Records from a collection
-- Start --

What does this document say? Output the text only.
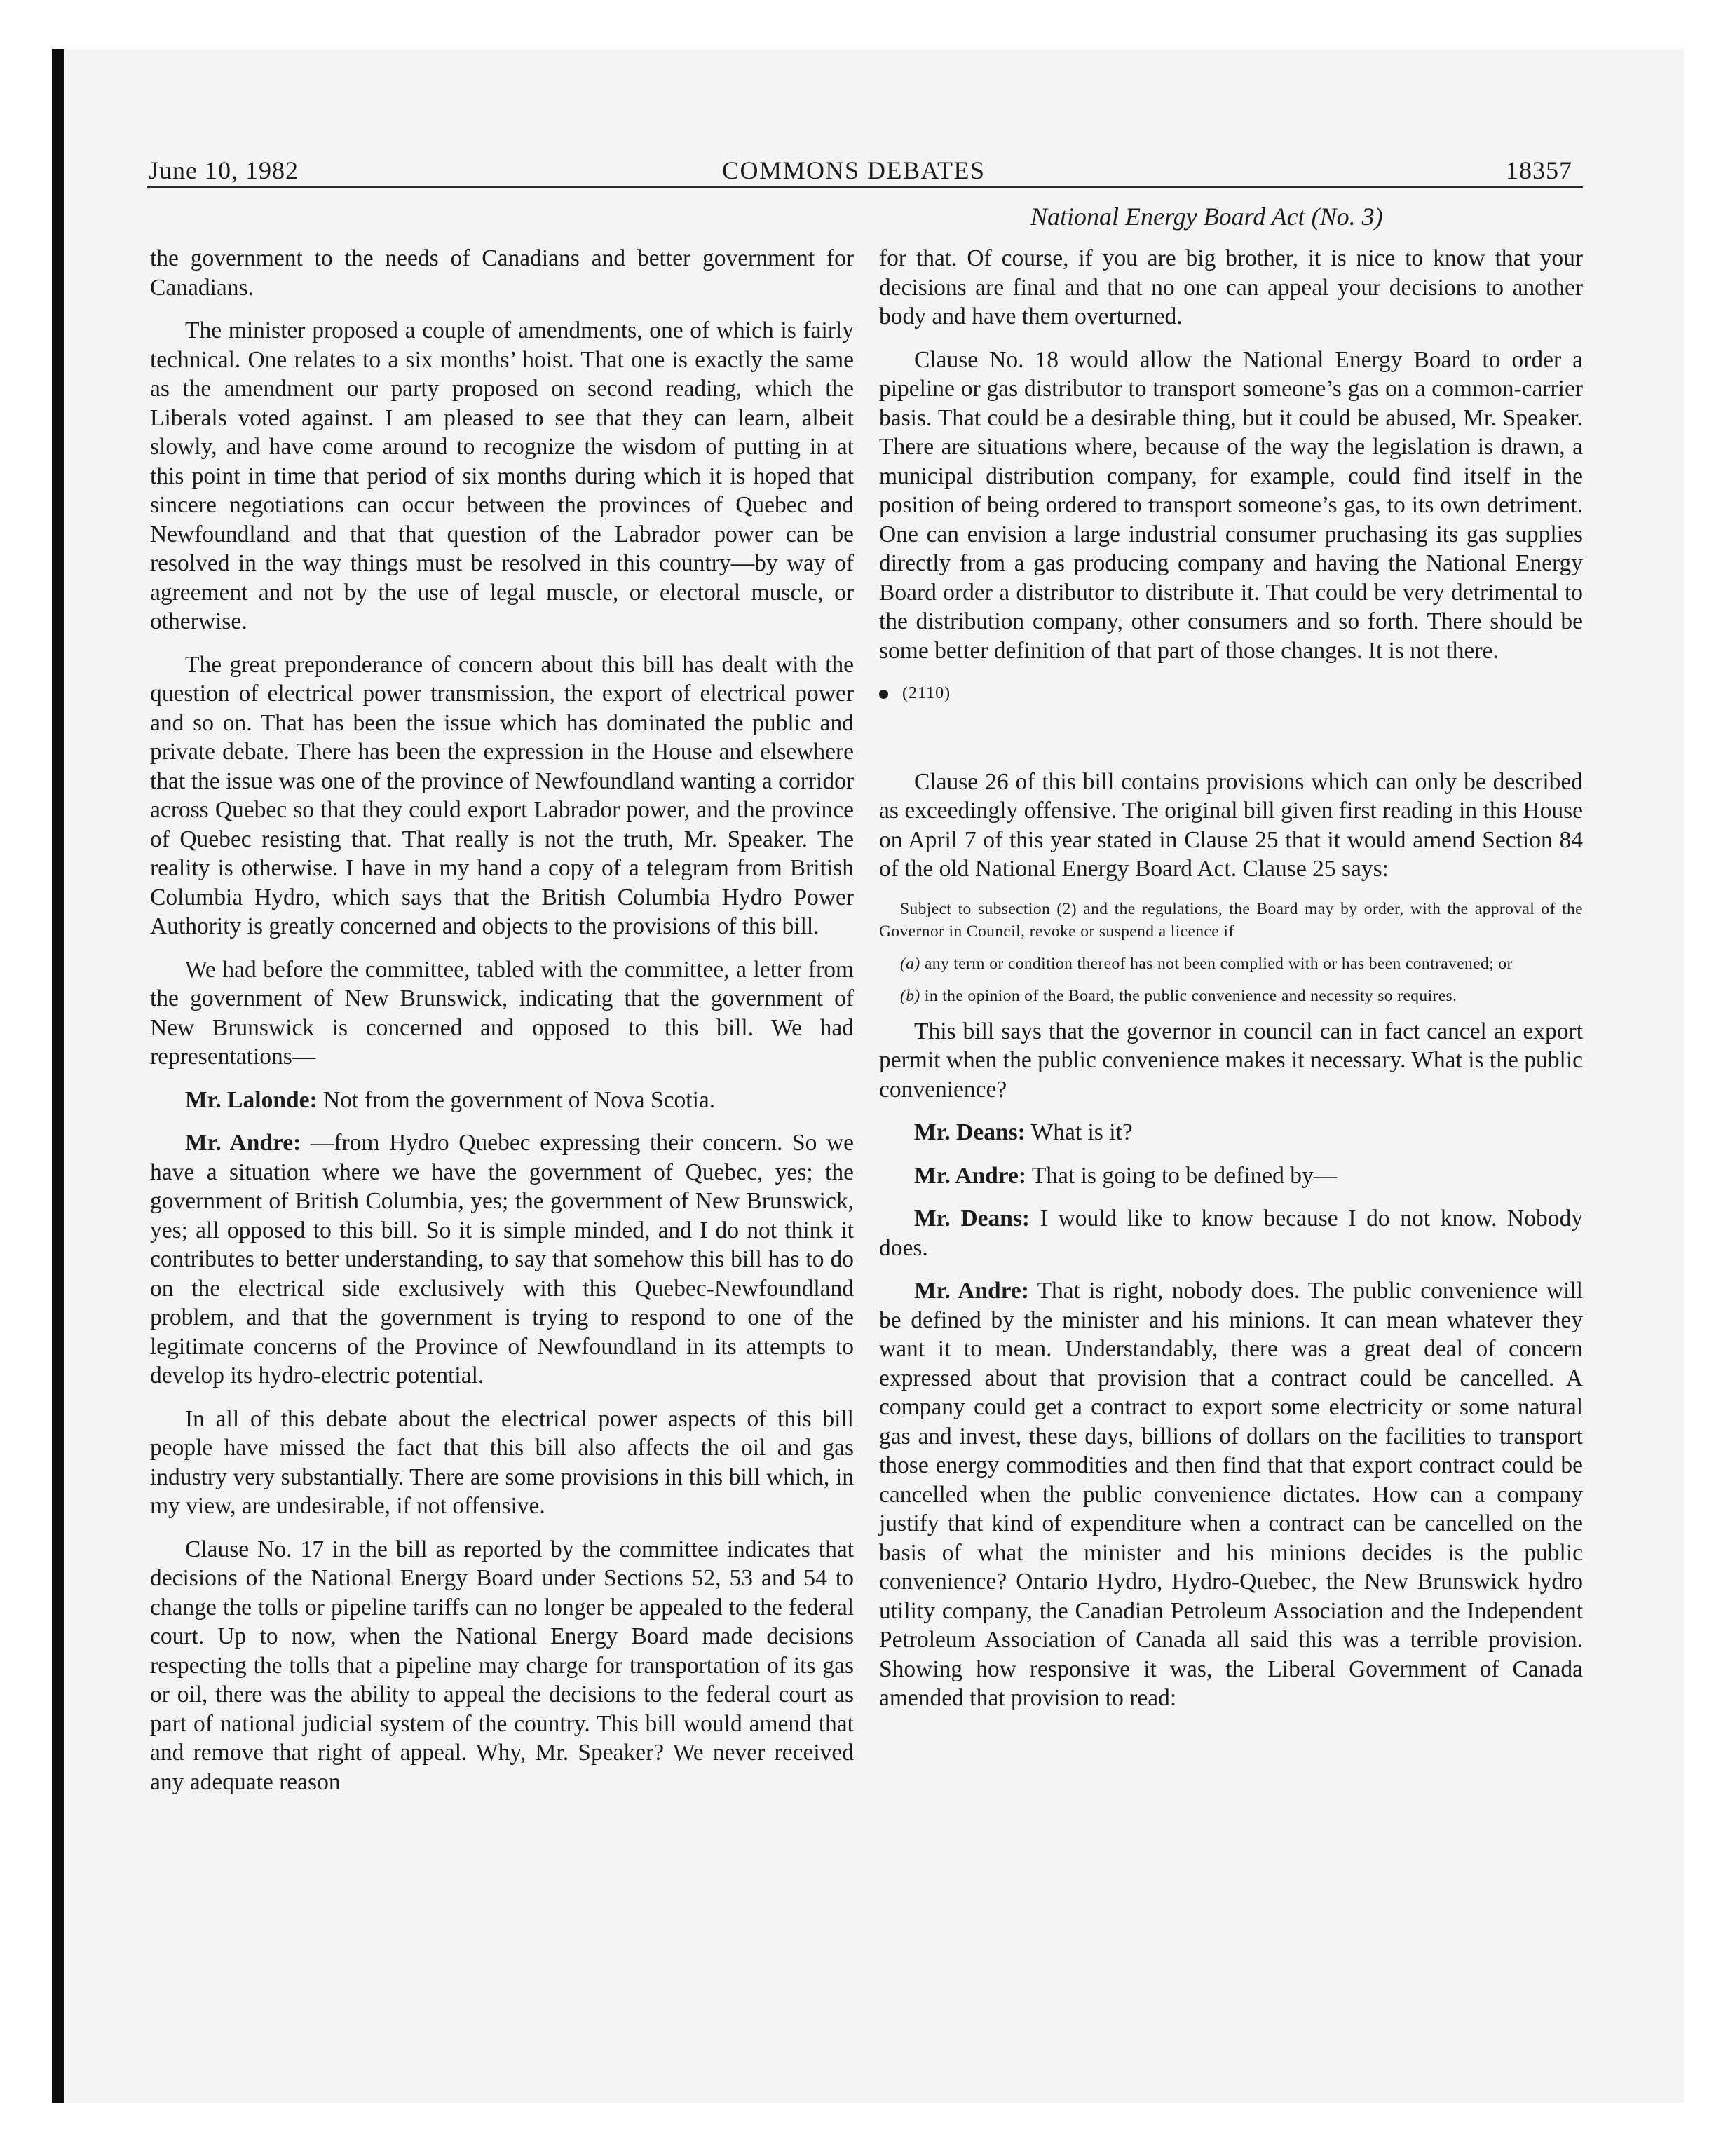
June 10, 1982	COMMONS DEBATES	18357
National Energy Board Act (No. 3)

the government to the needs of Canadians and better government for Canadians.

The minister proposed a couple of amendments, one of which is fairly technical. One relates to a six months’ hoist. That one is exactly the same as the amendment our party proposed on second reading, which the Liberals voted against. I am pleased to see that they can learn, albeit slowly, and have come around to recognize the wisdom of putting in at this point in time that period of six months during which it is hoped that sincere negotiations can occur between the provinces of Quebec and Newfoundland and that that question of the Labrador power can be resolved in the way things must be resolved in this country—by way of agreement and not by the use of legal muscle, or electoral muscle, or otherwise.

The great preponderance of concern about this bill has dealt with the question of electrical power transmission, the export of electrical power and so on. That has been the issue which has dominated the public and private debate. There has been the expression in the House and elsewhere that the issue was one of the province of Newfoundland wanting a corridor across Quebec so that they could export Labrador power, and the province of Quebec resisting that. That really is not the truth, Mr. Speaker. The reality is otherwise. I have in my hand a copy of a telegram from British Columbia Hydro, which says that the British Columbia Hydro Power Authority is greatly concerned and objects to the provisions of this bill.

We had before the committee, tabled with the committee, a letter from the government of New Brunswick, indicating that the government of New Brunswick is concerned and opposed to this bill. We had representations—

Mr. Lalonde: Not from the government of Nova Scotia.

Mr. Andre: —from Hydro Quebec expressing their concern. So we have a situation where we have the government of Quebec, yes; the government of British Columbia, yes; the government of New Brunswick, yes; all opposed to this bill. So it is simple minded, and I do not think it contributes to better understanding, to say that somehow this bill has to do on the electrical side exclusively with this Quebec-Newfoundland problem, and that the government is trying to respond to one of the legitimate concerns of the Province of Newfoundland in its attempts to develop its hydro-electric potential.

In all of this debate about the electrical power aspects of this bill people have missed the fact that this bill also affects the oil and gas industry very substantially. There are some provisions in this bill which, in my view, are undesirable, if not offensive.

Clause No. 17 in the bill as reported by the committee indicates that decisions of the National Energy Board under Sections 52, 53 and 54 to change the tolls or pipeline tariffs can no longer be appealed to the federal court. Up to now, when the National Energy Board made decisions respecting the tolls that a pipeline may charge for transportation of its gas or oil, there was the ability to appeal the decisions to the federal court as part of national judicial system of the country. This bill would amend that and remove that right of appeal. Why, Mr. Speaker? We never received any adequate reason

for that. Of course, if you are big brother, it is nice to know that your decisions are final and that no one can appeal your decisions to another body and have them overturned.

Clause No. 18 would allow the National Energy Board to order a pipeline or gas distributor to transport someone’s gas on a common-carrier basis. That could be a desirable thing, but it could be abused, Mr. Speaker. There are situations where, because of the way the legislation is drawn, a municipal distribution company, for example, could find itself in the position of being ordered to transport someone’s gas, to its own detriment. One can envision a large industrial consumer pruchasing its gas supplies directly from a gas producing company and having the National Energy Board order a distributor to distribute it. That could be very detrimental to the distribution company, other consumers and so forth. There should be some better definition of that part of those changes. It is not there.

(2110)

Clause 26 of this bill contains provisions which can only be described as exceedingly offensive. The original bill given first reading in this House on April 7 of this year stated in Clause 25 that it would amend Section 84 of the old National Energy Board Act. Clause 25 says:

Subject to subsection (2) and the regulations, the Board may by order, with the approval of the Governor in Council, revoke or suspend a licence if
(a) any term or condition thereof has not been complied with or has been contravened; or
(b) in the opinion of the Board, the public convenience and necessity so requires.

This bill says that the governor in council can in fact cancel an export permit when the public convenience makes it necessary. What is the public convenience?

Mr. Deans: What is it?

Mr. Andre: That is going to be defined by—

Mr. Deans: I would like to know because I do not know. Nobody does.

Mr. Andre: That is right, nobody does. The public convenience will be defined by the minister and his minions. It can mean whatever they want it to mean. Understandably, there was a great deal of concern expressed about that provision that a contract could be cancelled. A company could get a contract to export some electricity or some natural gas and invest, these days, billions of dollars on the facilities to transport those energy commodities and then find that that export contract could be cancelled when the public convenience dictates. How can a company justify that kind of expenditure when a contract can be cancelled on the basis of what the minister and his minions decides is the public convenience? Ontario Hydro, Hydro-Quebec, the New Brunswick hydro utility company, the Canadian Petroleum Association and the Independent Petroleum Association of Canada all said this was a terrible provision. Showing how responsive it was, the Liberal Government of Canada amended that provision to read:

-- End --

▸ **Requirements**
Which lines hold the word "Deans"? Show each one.

▸ **Reply**
Mr. Deans: What is it?
Mr. Deans: I would like to know because I do not know. Nobody does.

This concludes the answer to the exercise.